WORK TO BE COMPLETED. Filter the records below for the word "personality". Copy each line that holds it.

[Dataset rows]
_ _ _ _ _ _ _

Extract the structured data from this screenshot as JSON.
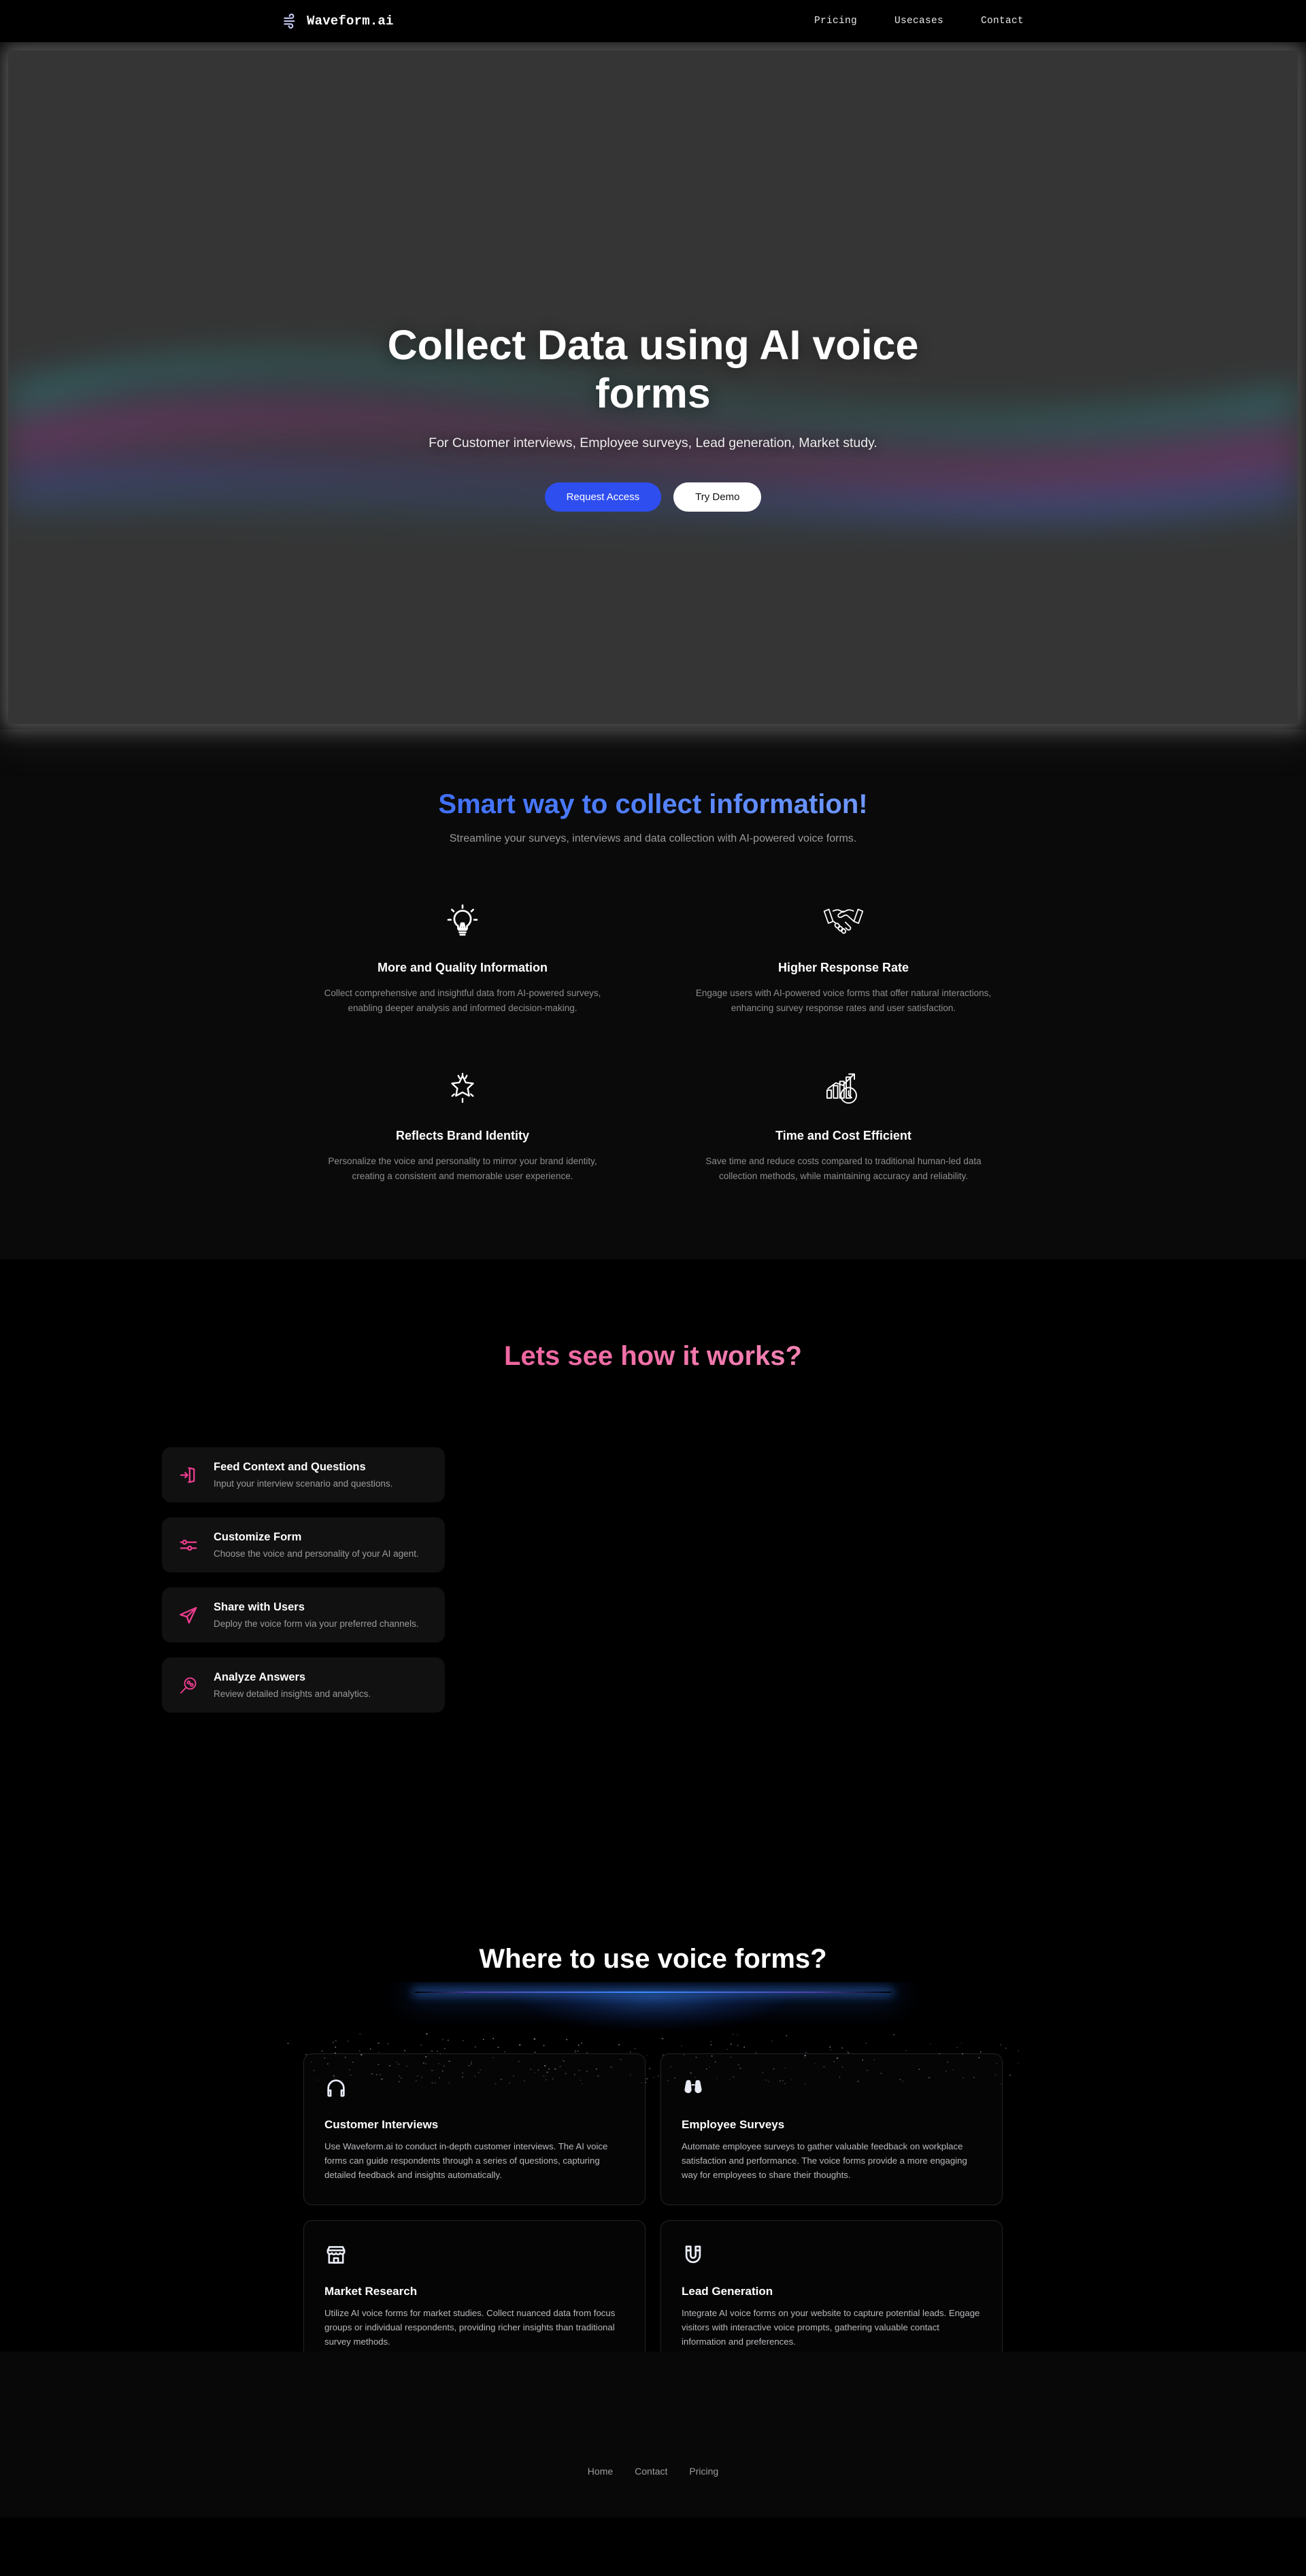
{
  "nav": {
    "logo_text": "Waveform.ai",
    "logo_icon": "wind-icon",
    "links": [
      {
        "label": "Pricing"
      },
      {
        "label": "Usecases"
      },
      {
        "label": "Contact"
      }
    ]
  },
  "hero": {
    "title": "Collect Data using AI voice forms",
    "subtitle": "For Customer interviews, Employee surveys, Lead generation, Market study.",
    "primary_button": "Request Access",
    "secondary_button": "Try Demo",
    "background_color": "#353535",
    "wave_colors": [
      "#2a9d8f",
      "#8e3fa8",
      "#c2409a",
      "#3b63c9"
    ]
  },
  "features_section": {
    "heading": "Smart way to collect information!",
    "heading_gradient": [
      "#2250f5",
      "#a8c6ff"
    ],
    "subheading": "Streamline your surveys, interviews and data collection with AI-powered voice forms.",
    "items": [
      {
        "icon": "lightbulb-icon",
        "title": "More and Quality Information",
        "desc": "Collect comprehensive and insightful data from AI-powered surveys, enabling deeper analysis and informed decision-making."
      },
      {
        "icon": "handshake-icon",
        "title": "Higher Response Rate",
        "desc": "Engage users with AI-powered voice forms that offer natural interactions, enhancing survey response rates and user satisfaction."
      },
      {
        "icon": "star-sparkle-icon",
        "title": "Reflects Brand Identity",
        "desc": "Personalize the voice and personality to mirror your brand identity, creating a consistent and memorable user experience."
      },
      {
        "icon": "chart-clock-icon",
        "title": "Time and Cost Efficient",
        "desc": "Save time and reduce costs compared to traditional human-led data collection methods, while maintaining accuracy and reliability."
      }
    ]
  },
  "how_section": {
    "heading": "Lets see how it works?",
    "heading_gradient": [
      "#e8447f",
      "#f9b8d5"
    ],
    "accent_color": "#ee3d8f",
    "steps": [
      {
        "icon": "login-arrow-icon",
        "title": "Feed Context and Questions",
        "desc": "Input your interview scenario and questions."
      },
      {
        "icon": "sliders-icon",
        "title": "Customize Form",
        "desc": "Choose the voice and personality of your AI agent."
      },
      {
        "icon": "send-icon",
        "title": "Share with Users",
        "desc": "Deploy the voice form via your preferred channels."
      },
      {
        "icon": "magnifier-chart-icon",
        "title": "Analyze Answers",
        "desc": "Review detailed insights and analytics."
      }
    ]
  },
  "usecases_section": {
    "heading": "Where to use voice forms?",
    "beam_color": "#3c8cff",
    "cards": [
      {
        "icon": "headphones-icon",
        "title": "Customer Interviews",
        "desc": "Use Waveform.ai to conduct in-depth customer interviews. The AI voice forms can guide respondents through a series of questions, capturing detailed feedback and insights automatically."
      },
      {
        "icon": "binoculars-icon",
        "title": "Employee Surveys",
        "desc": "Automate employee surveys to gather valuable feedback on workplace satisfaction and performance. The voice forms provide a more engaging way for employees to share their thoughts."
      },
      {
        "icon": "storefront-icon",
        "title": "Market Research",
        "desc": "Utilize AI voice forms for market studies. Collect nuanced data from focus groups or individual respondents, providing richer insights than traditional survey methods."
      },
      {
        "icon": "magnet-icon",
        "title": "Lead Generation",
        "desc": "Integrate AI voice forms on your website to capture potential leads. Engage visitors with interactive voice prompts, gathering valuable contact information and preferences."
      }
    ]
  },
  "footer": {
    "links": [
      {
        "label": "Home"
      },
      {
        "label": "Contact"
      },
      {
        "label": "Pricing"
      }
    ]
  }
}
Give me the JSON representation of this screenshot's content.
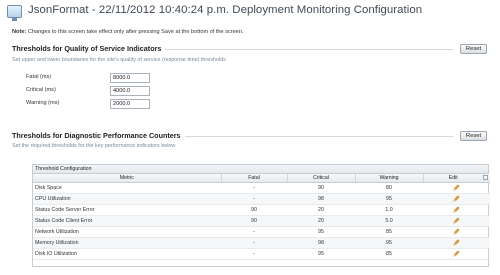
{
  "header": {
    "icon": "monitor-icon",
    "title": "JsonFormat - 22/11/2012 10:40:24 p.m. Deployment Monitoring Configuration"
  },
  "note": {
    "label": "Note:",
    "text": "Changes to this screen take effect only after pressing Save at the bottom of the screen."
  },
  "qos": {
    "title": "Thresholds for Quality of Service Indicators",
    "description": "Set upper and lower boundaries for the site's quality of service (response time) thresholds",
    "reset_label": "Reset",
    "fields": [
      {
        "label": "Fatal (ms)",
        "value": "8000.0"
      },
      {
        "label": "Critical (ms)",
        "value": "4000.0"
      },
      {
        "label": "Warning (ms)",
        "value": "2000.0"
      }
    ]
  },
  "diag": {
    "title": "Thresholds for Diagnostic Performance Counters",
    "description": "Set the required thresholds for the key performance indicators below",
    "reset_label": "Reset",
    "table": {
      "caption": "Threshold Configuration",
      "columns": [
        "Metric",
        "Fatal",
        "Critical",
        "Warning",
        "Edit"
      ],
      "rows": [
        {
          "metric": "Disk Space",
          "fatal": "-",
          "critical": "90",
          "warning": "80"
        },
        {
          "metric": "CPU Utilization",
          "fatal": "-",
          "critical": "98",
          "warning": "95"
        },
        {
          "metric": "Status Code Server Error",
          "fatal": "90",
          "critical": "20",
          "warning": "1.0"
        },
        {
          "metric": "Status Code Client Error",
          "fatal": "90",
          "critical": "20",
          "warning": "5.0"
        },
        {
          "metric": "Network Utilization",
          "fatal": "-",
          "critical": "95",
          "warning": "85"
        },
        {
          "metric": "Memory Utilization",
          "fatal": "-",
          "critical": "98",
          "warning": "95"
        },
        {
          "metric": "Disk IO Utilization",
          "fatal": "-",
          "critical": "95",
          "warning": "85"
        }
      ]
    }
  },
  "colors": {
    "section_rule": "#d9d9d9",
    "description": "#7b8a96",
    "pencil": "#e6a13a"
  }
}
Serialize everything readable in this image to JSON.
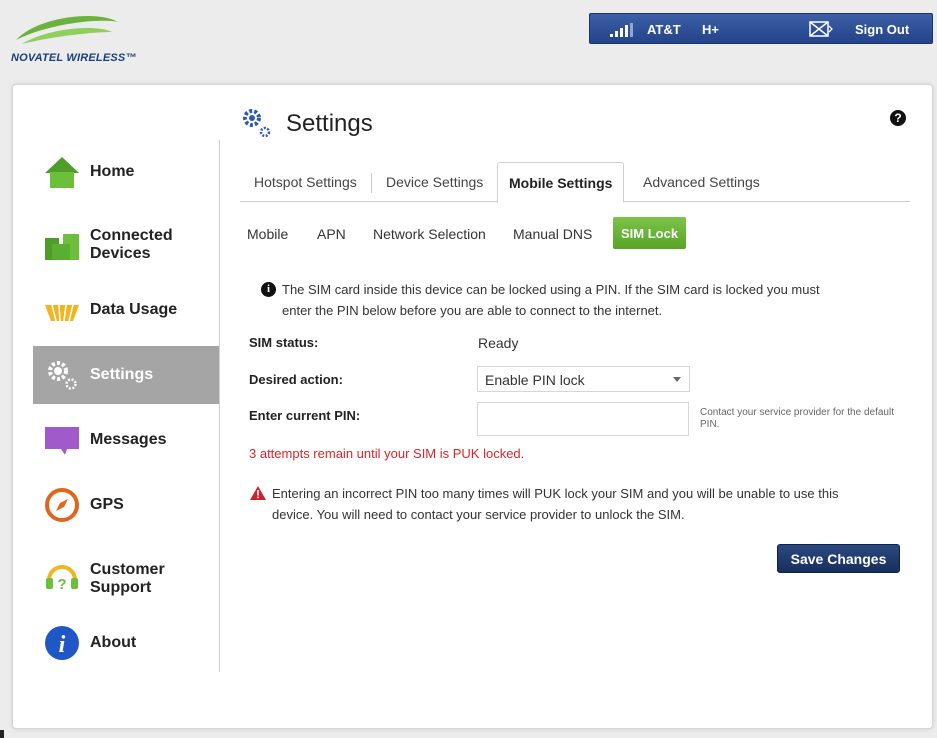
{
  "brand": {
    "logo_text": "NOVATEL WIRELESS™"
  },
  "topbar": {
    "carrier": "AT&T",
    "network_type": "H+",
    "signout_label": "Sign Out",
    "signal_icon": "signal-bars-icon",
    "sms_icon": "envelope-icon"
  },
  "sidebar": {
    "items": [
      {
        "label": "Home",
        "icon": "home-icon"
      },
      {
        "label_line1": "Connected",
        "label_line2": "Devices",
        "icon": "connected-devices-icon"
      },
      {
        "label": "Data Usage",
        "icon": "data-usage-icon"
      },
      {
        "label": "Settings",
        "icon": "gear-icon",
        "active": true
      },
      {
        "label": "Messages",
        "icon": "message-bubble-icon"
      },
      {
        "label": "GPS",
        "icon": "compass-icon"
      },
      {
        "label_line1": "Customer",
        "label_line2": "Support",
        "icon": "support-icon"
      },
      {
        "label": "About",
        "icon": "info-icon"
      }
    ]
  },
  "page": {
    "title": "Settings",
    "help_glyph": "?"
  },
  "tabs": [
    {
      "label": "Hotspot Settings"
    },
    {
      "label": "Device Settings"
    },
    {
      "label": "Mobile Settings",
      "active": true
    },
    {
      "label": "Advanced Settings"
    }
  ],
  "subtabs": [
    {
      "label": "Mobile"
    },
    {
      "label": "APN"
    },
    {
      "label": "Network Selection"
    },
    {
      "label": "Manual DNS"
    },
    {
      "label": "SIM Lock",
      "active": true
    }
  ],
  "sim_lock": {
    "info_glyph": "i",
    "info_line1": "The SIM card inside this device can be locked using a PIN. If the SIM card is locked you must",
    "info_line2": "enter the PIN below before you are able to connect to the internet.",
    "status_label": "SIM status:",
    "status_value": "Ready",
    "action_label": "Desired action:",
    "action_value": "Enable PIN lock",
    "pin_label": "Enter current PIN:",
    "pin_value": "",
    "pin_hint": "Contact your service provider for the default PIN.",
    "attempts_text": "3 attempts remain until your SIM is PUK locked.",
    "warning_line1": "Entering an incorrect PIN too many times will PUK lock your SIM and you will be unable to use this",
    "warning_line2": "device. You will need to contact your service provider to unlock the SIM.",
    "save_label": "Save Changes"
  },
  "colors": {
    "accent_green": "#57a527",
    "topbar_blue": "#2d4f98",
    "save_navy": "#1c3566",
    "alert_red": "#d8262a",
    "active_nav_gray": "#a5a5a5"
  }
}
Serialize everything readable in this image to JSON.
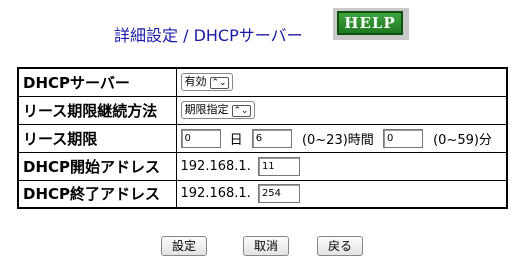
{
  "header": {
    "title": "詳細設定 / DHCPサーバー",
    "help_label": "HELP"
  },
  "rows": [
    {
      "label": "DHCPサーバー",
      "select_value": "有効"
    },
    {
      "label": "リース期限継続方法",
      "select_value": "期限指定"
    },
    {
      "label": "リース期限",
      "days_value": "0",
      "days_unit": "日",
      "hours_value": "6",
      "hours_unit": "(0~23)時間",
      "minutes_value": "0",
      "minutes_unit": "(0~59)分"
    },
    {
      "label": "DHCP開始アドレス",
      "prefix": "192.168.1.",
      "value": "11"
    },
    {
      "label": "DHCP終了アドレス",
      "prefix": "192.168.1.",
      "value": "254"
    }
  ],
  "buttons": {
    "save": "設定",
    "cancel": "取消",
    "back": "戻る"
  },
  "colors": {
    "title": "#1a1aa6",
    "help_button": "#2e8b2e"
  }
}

_ _ _ _ _ _ _

RESULT.
        "desc": "Personalize the voice and personality to mirror your brand identity, creating a consistent and memorable user experience."
        "desc": "Choose the voice and personality of your AI agent."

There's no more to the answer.